Given request:
Determine how many lines in these records hold "date". Only the number is wanted.

[Figure dataset records]
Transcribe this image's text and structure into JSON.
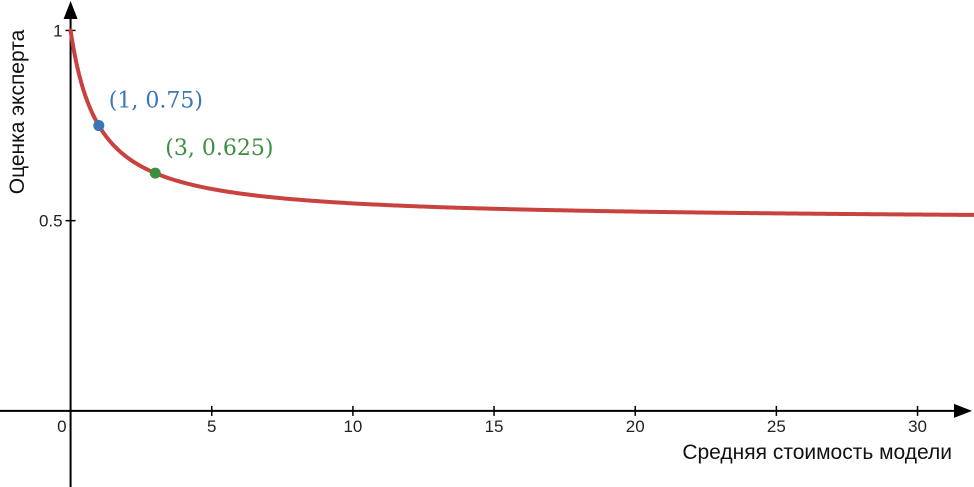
{
  "chart_data": {
    "type": "line",
    "title": "",
    "xlabel": "Средняя стоимость модели",
    "ylabel": "Оценка эксперта",
    "xlim": [
      -2.5,
      32
    ],
    "ylim": [
      -0.2,
      1.08
    ],
    "x_ticks": [
      {
        "value": 0,
        "label": "0"
      },
      {
        "value": 5,
        "label": "5"
      },
      {
        "value": 10,
        "label": "10"
      },
      {
        "value": 15,
        "label": "15"
      },
      {
        "value": 20,
        "label": "20"
      },
      {
        "value": 25,
        "label": "25"
      },
      {
        "value": 30,
        "label": "30"
      }
    ],
    "y_ticks": [
      {
        "value": 0.5,
        "label": "0.5"
      },
      {
        "value": 1,
        "label": "1"
      }
    ],
    "series": [
      {
        "color": "#c8423f",
        "function": "y = 0.5 + 0.5 / (x + 1)",
        "x": [
          0,
          0.25,
          0.5,
          1,
          1.5,
          2,
          3,
          4,
          5,
          6,
          8,
          10,
          12,
          15,
          20,
          25,
          30,
          32
        ],
        "y": [
          1,
          0.9,
          0.833,
          0.75,
          0.7,
          0.667,
          0.625,
          0.6,
          0.583,
          0.571,
          0.556,
          0.545,
          0.538,
          0.531,
          0.524,
          0.519,
          0.516,
          0.515
        ]
      }
    ],
    "highlighted_points": [
      {
        "x": 1,
        "y": 0.75,
        "label": "(1, 0.75)",
        "color": "#3a76b8"
      },
      {
        "x": 3,
        "y": 0.625,
        "label": "(3, 0.625)",
        "color": "#3e8e41"
      }
    ],
    "grid": false,
    "axis_color": "#000000"
  }
}
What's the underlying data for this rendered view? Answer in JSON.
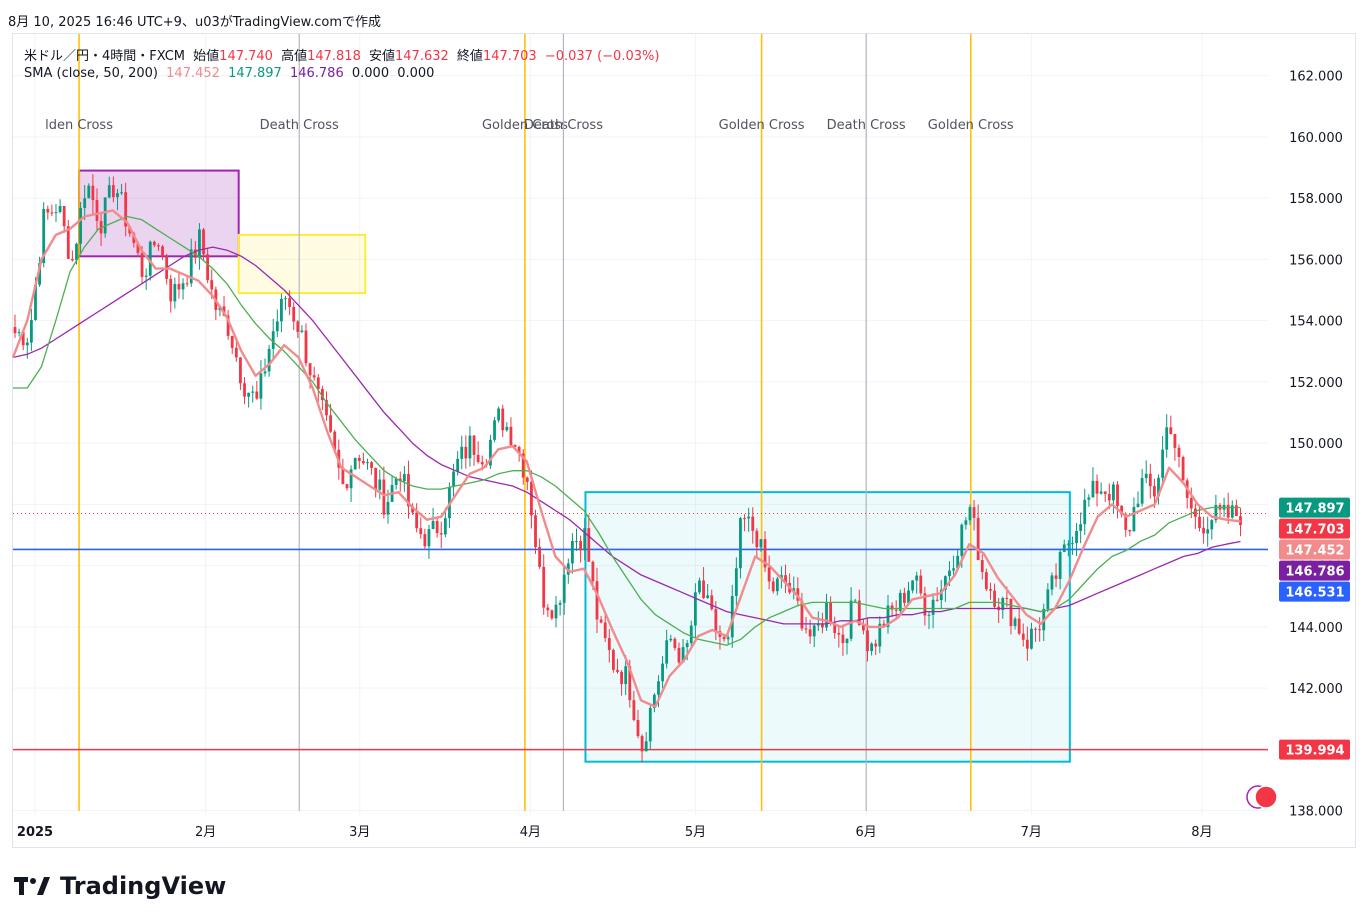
{
  "header": {
    "caption": "8月 10, 2025 16:46 UTC+9、u03がTradingView.comで作成"
  },
  "legend": {
    "symbol": "米ドル／円・4時間・FXCM",
    "open_label": "始値",
    "open": "147.740",
    "high_label": "高値",
    "high": "147.818",
    "low_label": "安値",
    "low": "147.632",
    "close_label": "終値",
    "close": "147.703",
    "change": "−0.037 (−0.03%)",
    "sma_title": "SMA (close, 50, 200)",
    "sma_values": [
      "147.452",
      "147.897",
      "146.786",
      "0.000",
      "0.000"
    ]
  },
  "logo_text": "TradingView",
  "colors": {
    "up": "#089981",
    "down": "#f23645",
    "sma_fast": "#f28b8b",
    "sma_50": "#4caf50",
    "sma_200": "#9c27b0",
    "golden_cross": "#ffc107",
    "death_cross": "#b2b5be",
    "support_red": "#f23645",
    "support_blue": "#2962ff",
    "box_purple": "#9c27b0",
    "box_yellow": "#ffeb3b",
    "box_cyan": "#00bcd4"
  },
  "chart_data": {
    "type": "candlestick",
    "y_axis": {
      "min": 137.5,
      "max": 163.0,
      "ticks": [
        "138.000",
        "140.000",
        "142.000",
        "144.000",
        "146.000",
        "148.000",
        "150.000",
        "152.000",
        "154.000",
        "156.000",
        "158.000",
        "160.000",
        "162.000"
      ]
    },
    "x_axis": {
      "labels": [
        "2025",
        "2月",
        "3月",
        "4月",
        "5月",
        "6月",
        "7月",
        "8月"
      ]
    },
    "price_labels": [
      {
        "value": 147.897,
        "text": "147.897",
        "color": "#089981"
      },
      {
        "value": 147.703,
        "text": "147.703",
        "color": "#f23645"
      },
      {
        "value": 147.452,
        "text": "147.452",
        "color": "#f28b8b"
      },
      {
        "value": 146.786,
        "text": "146.786",
        "color": "#7b1fa2"
      },
      {
        "value": 146.531,
        "text": "146.531",
        "color": "#2962ff"
      },
      {
        "value": 139.994,
        "text": "139.994",
        "color": "#f23645"
      }
    ],
    "horizontal_lines": [
      {
        "value": 146.531,
        "color": "#2962ff"
      },
      {
        "value": 139.994,
        "color": "#f23645"
      }
    ],
    "cross_events": [
      {
        "label": "Golden Cross",
        "display": "lden Cross",
        "kind": "golden",
        "date": "2025-01-09"
      },
      {
        "label": "Death Cross",
        "kind": "death",
        "date": "2025-02-18"
      },
      {
        "label": "Golden Cross",
        "kind": "golden",
        "date": "2025-03-31"
      },
      {
        "label": "Death Cross",
        "kind": "death",
        "date": "2025-04-07"
      },
      {
        "label": "Golden Cross",
        "kind": "golden",
        "date": "2025-05-13"
      },
      {
        "label": "Death Cross",
        "kind": "death",
        "date": "2025-06-01"
      },
      {
        "label": "Golden Cross",
        "kind": "golden",
        "date": "2025-06-20"
      }
    ],
    "rectangles": [
      {
        "color": "purple",
        "x0": "2025-01-09",
        "x1": "2025-02-07",
        "y0": 156.1,
        "y1": 158.9
      },
      {
        "color": "yellow",
        "x0": "2025-02-07",
        "x1": "2025-03-02",
        "y0": 154.9,
        "y1": 156.8
      },
      {
        "color": "cyan",
        "x0": "2025-04-11",
        "x1": "2025-07-08",
        "y0": 139.6,
        "y1": 148.4
      }
    ],
    "candle_path": [
      [
        153.6,
        153.5,
        157.3,
        157.8,
        155.9,
        158.6,
        157.2,
        158.5,
        157.0,
        155.5,
        156.8,
        154.8,
        155.5,
        156.7,
        154.5,
        153.8,
        152.0,
        151.3,
        153.5,
        154.8,
        153.7,
        151.9,
        150.3,
        148.6,
        149.8,
        149.0,
        148.0,
        149.2,
        147.2,
        146.9,
        147.5,
        149.3,
        150.0,
        149.6,
        150.9,
        150.2,
        148.8,
        145.0,
        144.6,
        146.8,
        147.0,
        143.9,
        142.8,
        142.3,
        140.1,
        142.1,
        143.6,
        142.9,
        145.4,
        144.1,
        143.2,
        147.5,
        147.1,
        145.2,
        145.5,
        144.6,
        143.5,
        144.7,
        143.5,
        144.9,
        143.2,
        144.2,
        144.7,
        145.6,
        144.6,
        145.3,
        146.5,
        147.9,
        145.6,
        144.9,
        144.4,
        143.5,
        144.2,
        145.6,
        146.9,
        147.9,
        148.6,
        148.4,
        146.9,
        148.7,
        148.4,
        150.9,
        148.5,
        147.3,
        147.6,
        147.6,
        147.7
      ]
    ],
    "sma_fast": [
      152.8,
      154.0,
      156.0,
      156.8,
      157.0,
      157.4,
      157.5,
      157.6,
      157.2,
      156.3,
      155.7,
      155.7,
      155.5,
      155.3,
      154.8,
      154.1,
      153.0,
      152.2,
      152.6,
      153.2,
      152.8,
      151.8,
      150.4,
      149.2,
      148.9,
      148.6,
      148.3,
      148.4,
      147.9,
      147.5,
      147.6,
      148.3,
      149.0,
      149.2,
      149.8,
      149.9,
      149.4,
      147.8,
      146.3,
      145.8,
      145.9,
      145.0,
      143.9,
      142.9,
      141.6,
      141.4,
      142.4,
      142.9,
      143.7,
      143.9,
      143.7,
      145.0,
      146.3,
      146.0,
      145.5,
      145.0,
      144.3,
      144.2,
      144.0,
      144.2,
      144.0,
      144.0,
      144.3,
      144.9,
      145.0,
      145.1,
      145.7,
      146.7,
      146.4,
      145.6,
      145.0,
      144.4,
      144.1,
      144.6,
      145.5,
      146.6,
      147.6,
      148.0,
      147.6,
      147.8,
      148.0,
      149.2,
      148.7,
      148.0,
      147.6,
      147.5,
      147.45
    ],
    "sma_50": [
      151.8,
      151.8,
      152.5,
      154.0,
      155.6,
      156.4,
      157.0,
      157.2,
      157.4,
      157.3,
      157.0,
      156.7,
      156.4,
      156.1,
      155.7,
      155.2,
      154.5,
      153.9,
      153.4,
      153.0,
      152.5,
      152.0,
      151.3,
      150.7,
      150.1,
      149.6,
      149.1,
      148.8,
      148.6,
      148.5,
      148.5,
      148.6,
      148.7,
      148.8,
      149.0,
      149.1,
      149.1,
      148.9,
      148.6,
      148.2,
      147.8,
      147.1,
      146.3,
      145.6,
      144.9,
      144.4,
      144.1,
      143.8,
      143.6,
      143.5,
      143.4,
      143.6,
      144.0,
      144.3,
      144.5,
      144.7,
      144.8,
      144.8,
      144.8,
      144.8,
      144.7,
      144.6,
      144.6,
      144.6,
      144.6,
      144.6,
      144.6,
      144.8,
      144.8,
      144.8,
      144.7,
      144.6,
      144.5,
      144.6,
      144.9,
      145.4,
      145.9,
      146.3,
      146.5,
      146.8,
      147.0,
      147.4,
      147.6,
      147.8,
      147.9,
      147.9,
      147.9
    ],
    "sma_200": [
      152.8,
      152.9,
      153.1,
      153.4,
      153.7,
      154.0,
      154.3,
      154.6,
      154.9,
      155.2,
      155.5,
      155.8,
      156.1,
      156.3,
      156.4,
      156.3,
      156.1,
      155.8,
      155.4,
      155.0,
      154.5,
      154.0,
      153.4,
      152.8,
      152.2,
      151.6,
      151.0,
      150.5,
      150.0,
      149.6,
      149.3,
      149.1,
      148.9,
      148.8,
      148.7,
      148.6,
      148.4,
      148.1,
      147.8,
      147.5,
      147.1,
      146.7,
      146.3,
      146.0,
      145.7,
      145.5,
      145.3,
      145.1,
      144.9,
      144.7,
      144.5,
      144.4,
      144.3,
      144.2,
      144.1,
      144.1,
      144.1,
      144.1,
      144.2,
      144.2,
      144.3,
      144.3,
      144.4,
      144.4,
      144.5,
      144.5,
      144.6,
      144.6,
      144.6,
      144.6,
      144.6,
      144.6,
      144.5,
      144.6,
      144.7,
      144.9,
      145.1,
      145.3,
      145.5,
      145.7,
      145.9,
      146.1,
      146.3,
      146.4,
      146.6,
      146.7,
      146.79
    ]
  }
}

Solution to this problem:
7